- EXERCISE GOAL: Work through the data below and give the number of lines holding "JSON", nothing more.

>> Start INFORMATION SHOWN

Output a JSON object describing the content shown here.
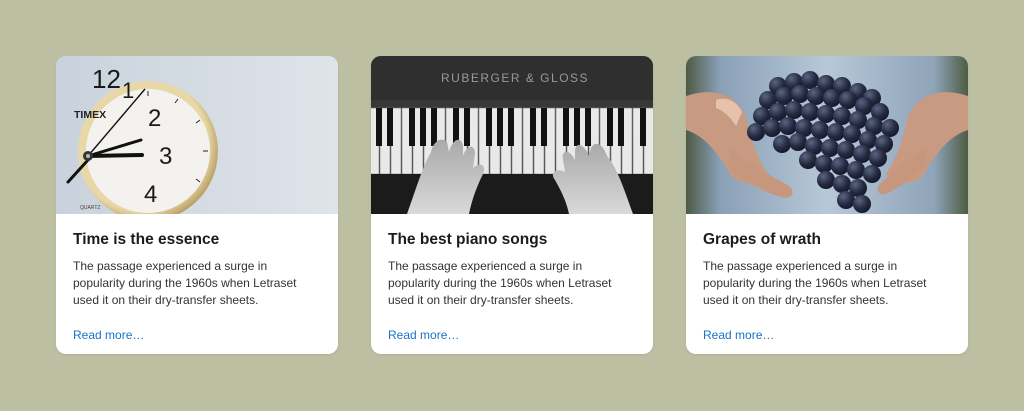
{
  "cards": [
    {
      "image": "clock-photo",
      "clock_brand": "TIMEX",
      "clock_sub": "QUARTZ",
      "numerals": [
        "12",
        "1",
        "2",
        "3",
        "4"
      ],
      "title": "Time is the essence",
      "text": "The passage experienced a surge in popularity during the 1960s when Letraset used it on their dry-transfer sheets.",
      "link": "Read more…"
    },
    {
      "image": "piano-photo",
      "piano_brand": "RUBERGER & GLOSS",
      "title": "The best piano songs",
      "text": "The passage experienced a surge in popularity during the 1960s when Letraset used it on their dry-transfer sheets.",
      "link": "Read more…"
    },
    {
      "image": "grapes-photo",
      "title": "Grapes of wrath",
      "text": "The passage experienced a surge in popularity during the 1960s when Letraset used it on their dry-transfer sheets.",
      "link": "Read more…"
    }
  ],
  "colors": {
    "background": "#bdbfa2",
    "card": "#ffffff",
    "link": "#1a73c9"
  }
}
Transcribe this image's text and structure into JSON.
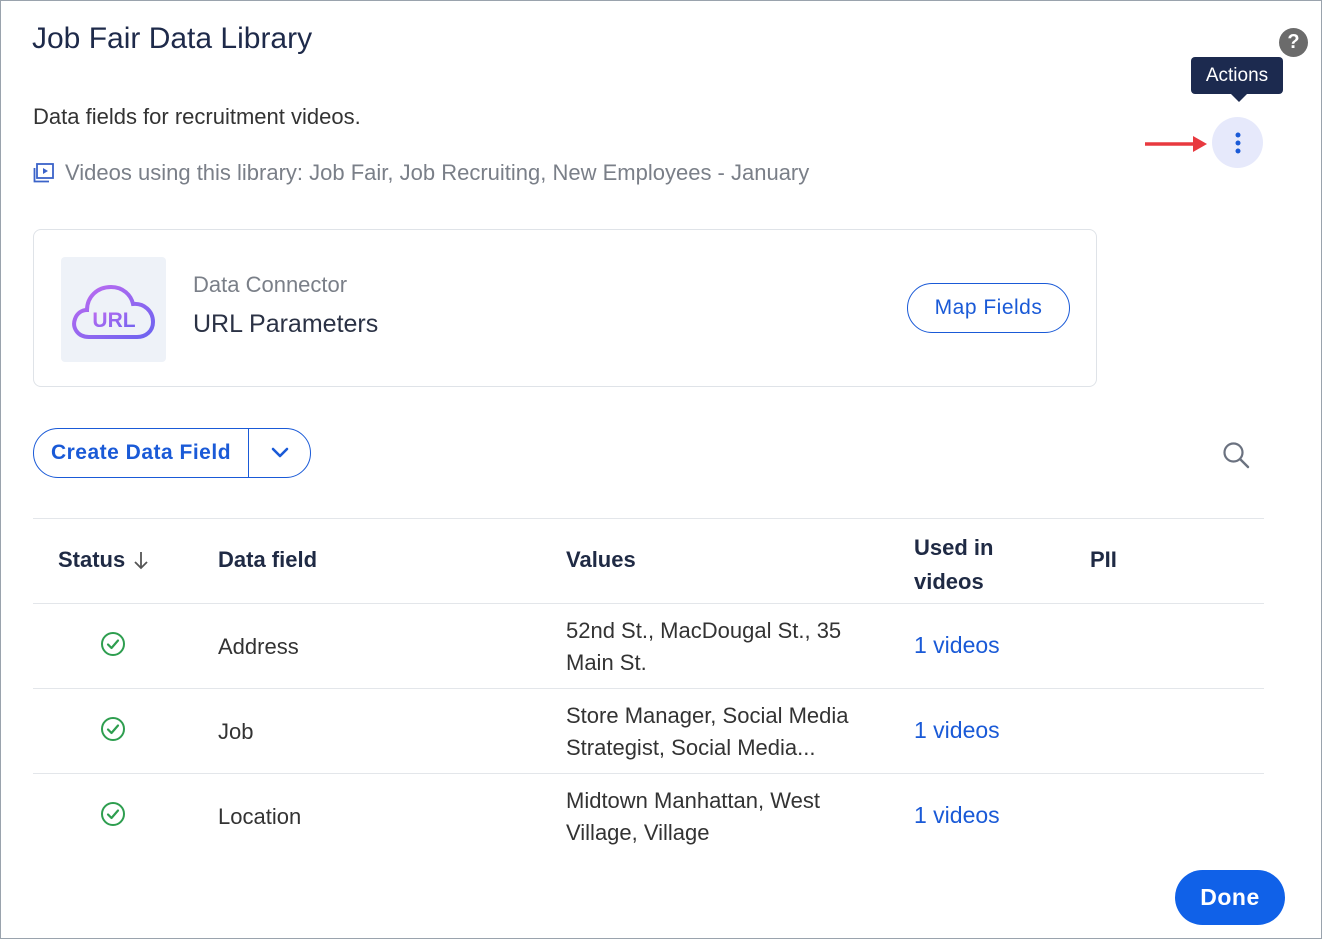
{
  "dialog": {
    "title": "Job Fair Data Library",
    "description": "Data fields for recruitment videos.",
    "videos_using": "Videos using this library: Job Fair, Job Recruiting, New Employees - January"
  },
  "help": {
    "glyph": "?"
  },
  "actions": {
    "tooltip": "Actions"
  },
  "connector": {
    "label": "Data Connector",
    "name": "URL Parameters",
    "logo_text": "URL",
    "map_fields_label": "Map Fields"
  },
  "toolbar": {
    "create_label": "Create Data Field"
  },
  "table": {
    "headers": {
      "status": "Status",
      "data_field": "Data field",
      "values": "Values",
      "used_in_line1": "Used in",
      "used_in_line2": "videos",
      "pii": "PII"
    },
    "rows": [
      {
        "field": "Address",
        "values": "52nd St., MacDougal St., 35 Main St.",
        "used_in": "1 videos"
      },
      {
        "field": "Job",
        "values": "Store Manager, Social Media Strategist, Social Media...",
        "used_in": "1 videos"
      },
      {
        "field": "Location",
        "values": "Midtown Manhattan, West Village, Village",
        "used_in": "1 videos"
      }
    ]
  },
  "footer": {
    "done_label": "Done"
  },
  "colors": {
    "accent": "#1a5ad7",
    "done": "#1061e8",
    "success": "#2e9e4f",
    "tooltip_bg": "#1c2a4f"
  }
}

>> End INFORMATION SHOWN
>> Start INFORMATION SHOWN

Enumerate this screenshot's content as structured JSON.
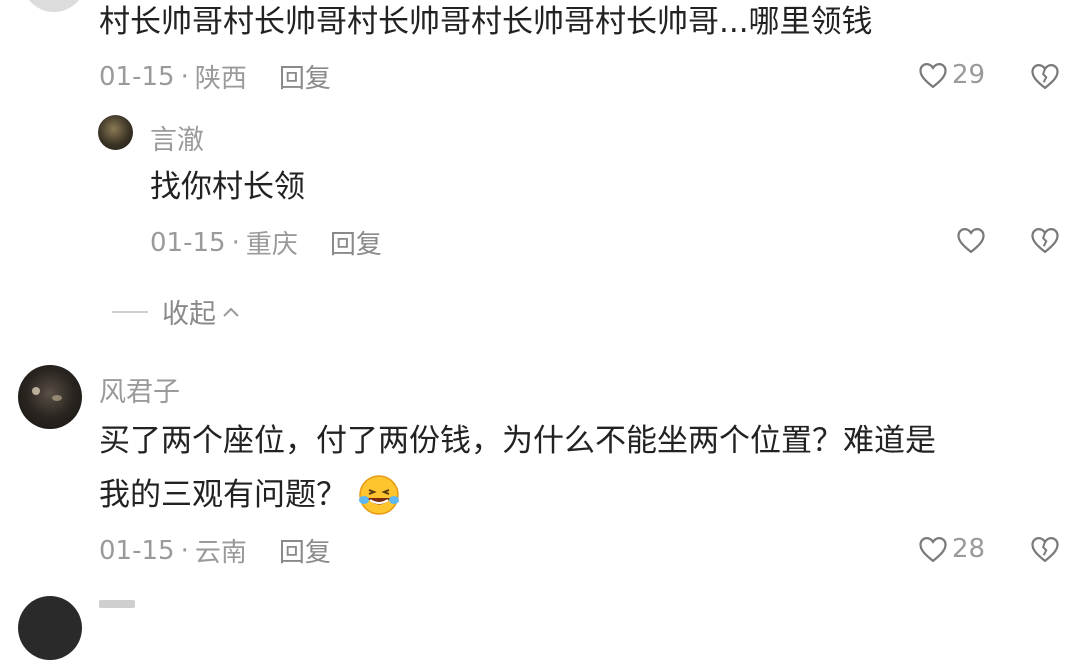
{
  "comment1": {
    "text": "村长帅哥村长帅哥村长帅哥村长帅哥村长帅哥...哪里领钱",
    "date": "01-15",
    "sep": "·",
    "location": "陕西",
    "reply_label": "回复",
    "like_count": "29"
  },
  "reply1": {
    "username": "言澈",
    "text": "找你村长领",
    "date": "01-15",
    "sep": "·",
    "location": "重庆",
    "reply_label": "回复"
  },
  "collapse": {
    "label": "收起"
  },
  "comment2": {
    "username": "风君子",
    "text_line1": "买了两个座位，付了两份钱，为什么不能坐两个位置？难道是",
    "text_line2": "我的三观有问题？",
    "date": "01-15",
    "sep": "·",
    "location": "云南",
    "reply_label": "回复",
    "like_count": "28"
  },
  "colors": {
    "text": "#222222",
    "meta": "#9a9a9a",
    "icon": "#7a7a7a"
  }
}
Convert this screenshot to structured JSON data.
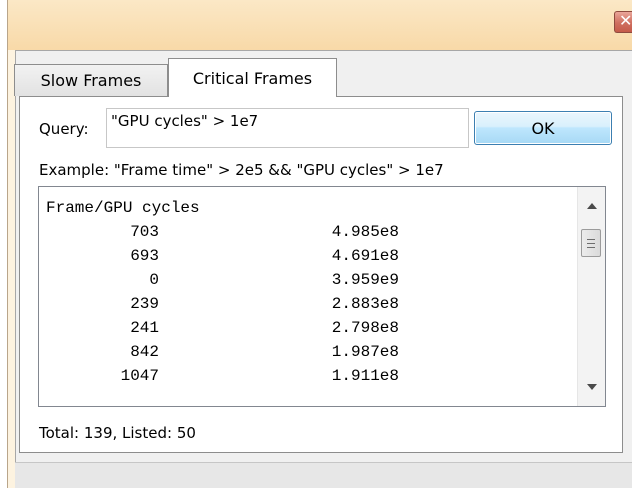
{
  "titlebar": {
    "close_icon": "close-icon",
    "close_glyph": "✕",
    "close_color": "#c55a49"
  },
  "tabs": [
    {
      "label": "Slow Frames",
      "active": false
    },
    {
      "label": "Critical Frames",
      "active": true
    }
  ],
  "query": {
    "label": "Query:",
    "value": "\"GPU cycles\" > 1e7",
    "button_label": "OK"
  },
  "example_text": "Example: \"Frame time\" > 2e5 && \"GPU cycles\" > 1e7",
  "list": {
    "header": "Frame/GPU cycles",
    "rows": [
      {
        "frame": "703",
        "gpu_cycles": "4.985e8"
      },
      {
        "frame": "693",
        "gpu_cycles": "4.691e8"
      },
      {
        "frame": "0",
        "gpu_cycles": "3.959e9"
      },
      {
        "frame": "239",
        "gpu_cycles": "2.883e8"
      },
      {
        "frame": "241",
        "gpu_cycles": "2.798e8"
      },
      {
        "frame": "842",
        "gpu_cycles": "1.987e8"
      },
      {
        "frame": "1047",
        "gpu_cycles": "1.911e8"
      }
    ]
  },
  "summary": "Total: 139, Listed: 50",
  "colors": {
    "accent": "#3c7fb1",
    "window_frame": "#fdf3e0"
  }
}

>> End INFORMATION SHOWN

- SOLVED PROBLEM: 4